**Short problem:**
Search the records for "this". Copy every line where it appears.

**Records supplied:**
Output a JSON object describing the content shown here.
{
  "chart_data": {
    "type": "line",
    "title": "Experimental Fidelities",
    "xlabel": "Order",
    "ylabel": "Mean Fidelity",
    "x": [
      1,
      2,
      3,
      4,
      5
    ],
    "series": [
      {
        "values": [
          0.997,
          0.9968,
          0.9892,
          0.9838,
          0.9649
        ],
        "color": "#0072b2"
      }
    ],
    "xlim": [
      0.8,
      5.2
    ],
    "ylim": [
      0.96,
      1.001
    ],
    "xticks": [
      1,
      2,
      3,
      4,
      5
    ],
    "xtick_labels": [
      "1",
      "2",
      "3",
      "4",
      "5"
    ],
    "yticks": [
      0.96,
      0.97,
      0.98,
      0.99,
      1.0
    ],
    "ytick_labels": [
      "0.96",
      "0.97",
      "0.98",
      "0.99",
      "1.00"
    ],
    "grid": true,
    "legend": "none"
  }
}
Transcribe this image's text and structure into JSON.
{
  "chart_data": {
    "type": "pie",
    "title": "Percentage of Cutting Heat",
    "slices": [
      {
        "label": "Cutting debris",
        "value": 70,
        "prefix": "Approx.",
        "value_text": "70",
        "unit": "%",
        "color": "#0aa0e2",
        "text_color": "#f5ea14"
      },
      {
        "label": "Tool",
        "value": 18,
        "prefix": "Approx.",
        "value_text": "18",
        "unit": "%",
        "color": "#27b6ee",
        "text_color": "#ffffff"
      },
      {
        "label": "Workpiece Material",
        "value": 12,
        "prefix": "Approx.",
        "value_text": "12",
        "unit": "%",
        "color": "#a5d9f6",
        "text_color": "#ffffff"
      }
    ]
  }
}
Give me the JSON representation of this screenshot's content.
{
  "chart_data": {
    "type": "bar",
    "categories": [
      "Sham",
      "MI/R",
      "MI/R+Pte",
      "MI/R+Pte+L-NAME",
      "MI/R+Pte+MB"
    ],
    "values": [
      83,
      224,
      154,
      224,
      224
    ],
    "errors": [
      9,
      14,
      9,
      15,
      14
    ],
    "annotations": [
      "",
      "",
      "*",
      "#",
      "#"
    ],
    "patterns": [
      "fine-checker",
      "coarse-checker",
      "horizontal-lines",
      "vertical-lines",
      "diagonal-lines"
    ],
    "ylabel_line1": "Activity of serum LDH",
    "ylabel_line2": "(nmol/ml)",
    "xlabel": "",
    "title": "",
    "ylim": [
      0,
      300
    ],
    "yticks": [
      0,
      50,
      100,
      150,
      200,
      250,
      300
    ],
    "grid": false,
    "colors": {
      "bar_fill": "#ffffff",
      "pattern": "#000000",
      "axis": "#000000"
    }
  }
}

==

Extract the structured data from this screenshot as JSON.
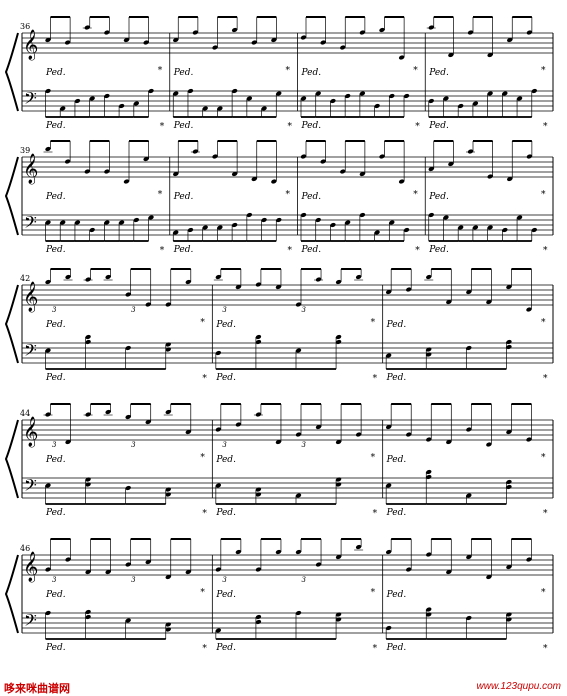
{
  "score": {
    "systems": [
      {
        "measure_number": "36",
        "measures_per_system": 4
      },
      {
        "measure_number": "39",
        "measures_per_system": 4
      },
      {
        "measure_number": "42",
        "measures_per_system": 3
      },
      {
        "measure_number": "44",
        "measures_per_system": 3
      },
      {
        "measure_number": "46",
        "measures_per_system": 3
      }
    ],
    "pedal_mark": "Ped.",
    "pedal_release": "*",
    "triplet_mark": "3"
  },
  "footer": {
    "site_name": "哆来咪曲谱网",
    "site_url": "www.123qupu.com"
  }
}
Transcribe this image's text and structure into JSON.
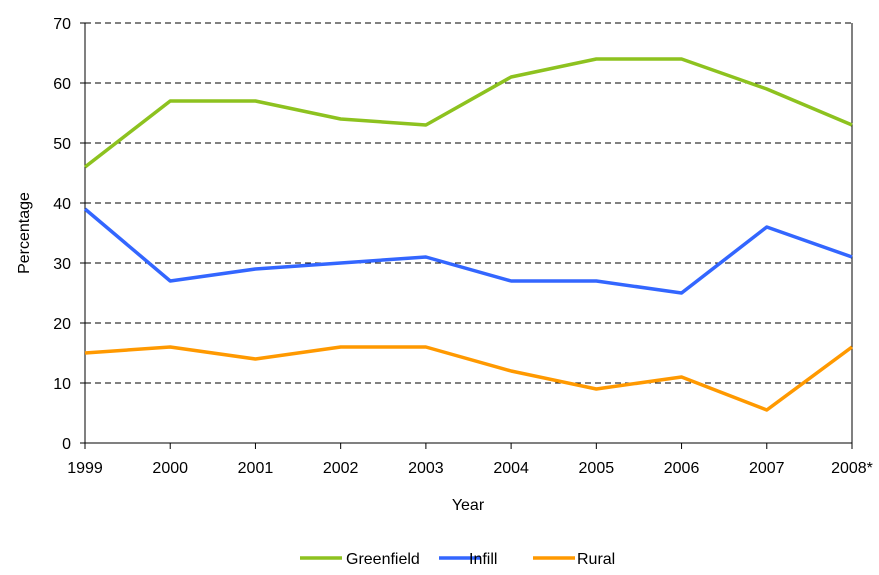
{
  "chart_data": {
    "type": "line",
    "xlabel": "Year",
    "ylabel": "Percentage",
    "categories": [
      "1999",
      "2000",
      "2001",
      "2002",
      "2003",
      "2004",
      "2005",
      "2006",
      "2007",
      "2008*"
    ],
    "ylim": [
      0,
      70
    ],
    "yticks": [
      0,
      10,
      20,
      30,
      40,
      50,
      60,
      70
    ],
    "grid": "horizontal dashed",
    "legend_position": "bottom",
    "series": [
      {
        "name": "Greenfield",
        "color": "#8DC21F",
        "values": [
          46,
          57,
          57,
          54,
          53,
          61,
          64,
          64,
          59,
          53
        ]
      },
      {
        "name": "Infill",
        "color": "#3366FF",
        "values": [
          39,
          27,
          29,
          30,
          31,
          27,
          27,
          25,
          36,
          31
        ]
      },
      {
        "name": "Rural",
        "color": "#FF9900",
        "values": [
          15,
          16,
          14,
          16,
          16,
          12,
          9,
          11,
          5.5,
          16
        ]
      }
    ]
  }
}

**Reply to the exercise:**
Transcribe this image's text and structure into JSON.
Give me the JSON representation of this screenshot's content.
Extract the structured data from this screenshot as JSON.
Transcribe this image's text and structure into JSON.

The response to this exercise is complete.